* start STORED DATA *

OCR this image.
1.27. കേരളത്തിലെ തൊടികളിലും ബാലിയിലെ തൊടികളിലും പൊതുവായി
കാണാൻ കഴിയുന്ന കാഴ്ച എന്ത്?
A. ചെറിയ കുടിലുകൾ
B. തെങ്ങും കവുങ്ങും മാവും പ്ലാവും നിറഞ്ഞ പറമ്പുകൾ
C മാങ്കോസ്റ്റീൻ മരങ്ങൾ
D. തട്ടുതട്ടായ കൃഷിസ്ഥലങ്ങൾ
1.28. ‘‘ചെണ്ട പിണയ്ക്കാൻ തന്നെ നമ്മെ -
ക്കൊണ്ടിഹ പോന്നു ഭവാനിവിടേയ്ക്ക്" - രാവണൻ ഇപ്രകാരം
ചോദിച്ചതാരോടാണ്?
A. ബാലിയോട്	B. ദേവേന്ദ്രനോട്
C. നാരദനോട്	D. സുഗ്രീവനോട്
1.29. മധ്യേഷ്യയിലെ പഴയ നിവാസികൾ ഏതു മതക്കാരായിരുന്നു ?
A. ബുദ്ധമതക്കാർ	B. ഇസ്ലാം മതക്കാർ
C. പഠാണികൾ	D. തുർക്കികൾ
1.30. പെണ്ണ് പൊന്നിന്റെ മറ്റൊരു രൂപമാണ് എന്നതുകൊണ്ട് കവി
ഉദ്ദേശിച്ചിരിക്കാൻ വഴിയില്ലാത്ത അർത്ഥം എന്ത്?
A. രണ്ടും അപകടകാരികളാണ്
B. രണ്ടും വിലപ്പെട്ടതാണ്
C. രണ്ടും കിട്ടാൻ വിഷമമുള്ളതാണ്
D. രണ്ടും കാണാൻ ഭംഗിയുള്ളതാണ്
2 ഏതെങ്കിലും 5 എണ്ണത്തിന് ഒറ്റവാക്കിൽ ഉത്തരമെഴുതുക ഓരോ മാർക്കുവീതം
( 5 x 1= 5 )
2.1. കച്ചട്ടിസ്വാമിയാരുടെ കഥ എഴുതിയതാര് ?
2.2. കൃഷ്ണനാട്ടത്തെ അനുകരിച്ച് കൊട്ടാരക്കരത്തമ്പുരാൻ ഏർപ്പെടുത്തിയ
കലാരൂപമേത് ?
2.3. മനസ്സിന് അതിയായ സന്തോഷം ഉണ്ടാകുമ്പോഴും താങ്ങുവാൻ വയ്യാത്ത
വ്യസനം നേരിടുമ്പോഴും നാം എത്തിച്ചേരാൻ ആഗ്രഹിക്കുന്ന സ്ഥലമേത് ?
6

* end STORED DATA *

Copy out the material above in its entirety. Every detail must match.

OCR this image.
1.27. കേരളത്തിലെ തൊടികളിലും ബാലിയിലെ തൊടികളിലും പൊതുവായി
കാണാൻ കഴിയുന്ന കാഴ്ച എന്ത്?
A. ചെറിയ കുടിലുകൾ
B. തെങ്ങും കവുങ്ങും മാവും പ്ലാവും നിറഞ്ഞ പറമ്പുകൾ
C മാങ്കോസ്റ്റീൻ മരങ്ങൾ
D. തട്ടുതട്ടായ കൃഷിസ്ഥലങ്ങൾ
1.28. ‘‘ചെണ്ട പിണയ്ക്കാൻ തന്നെ നമ്മെ -
ക്കൊണ്ടിഹ പോന്നു ഭവാനിവിടേയ്ക്ക്" - രാവണൻ ഇപ്രകാരം
ചോദിച്ചതാരോടാണ്?
A. ബാലിയോട്	B. ദേവേന്ദ്രനോട്
C. നാരദനോട്	D. സുഗ്രീവനോട്
1.29. മധ്യേഷ്യയിലെ പഴയ നിവാസികൾ ഏതു മതക്കാരായിരുന്നു ?
A. ബുദ്ധമതക്കാർ	B. ഇസ്ലാം മതക്കാർ
C. പഠാണികൾ	D. തുർക്കികൾ
1.30. പെണ്ണ് പൊന്നിന്റെ മറ്റൊരു രൂപമാണ് എന്നതുകൊണ്ട് കവി
ഉദ്ദേശിച്ചിരിക്കാൻ വഴിയില്ലാത്ത അർത്ഥം എന്ത്?
A. രണ്ടും അപകടകാരികളാണ്
B. രണ്ടും വിലപ്പെട്ടതാണ്
C. രണ്ടും കിട്ടാൻ വിഷമമുള്ളതാണ്
D. രണ്ടും കാണാൻ ഭംഗിയുള്ളതാണ്
2 ഏതെങ്കിലും 5 എണ്ണത്തിന് ഒറ്റവാക്കിൽ ഉത്തരമെഴുതുക ഓരോ മാർക്കുവീതം
( 5 x 1= 5 )
2.1. കച്ചട്ടിസ്വാമിയാരുടെ കഥ എഴുതിയതാര് ?
2.2. കൃഷ്ണനാട്ടത്തെ അനുകരിച്ച് കൊട്ടാരക്കരത്തമ്പുരാൻ ഏർപ്പെടുത്തിയ
കലാരൂപമേത് ?
2.3. മനസ്സിന് അതിയായ സന്തോഷം ഉണ്ടാകുമ്പോഴും താങ്ങുവാൻ വയ്യാത്ത
വ്യസനം നേരിടുമ്പോഴും നാം എത്തിച്ചേരാൻ ആഗ്രഹിക്കുന്ന സ്ഥലമേത് ?
6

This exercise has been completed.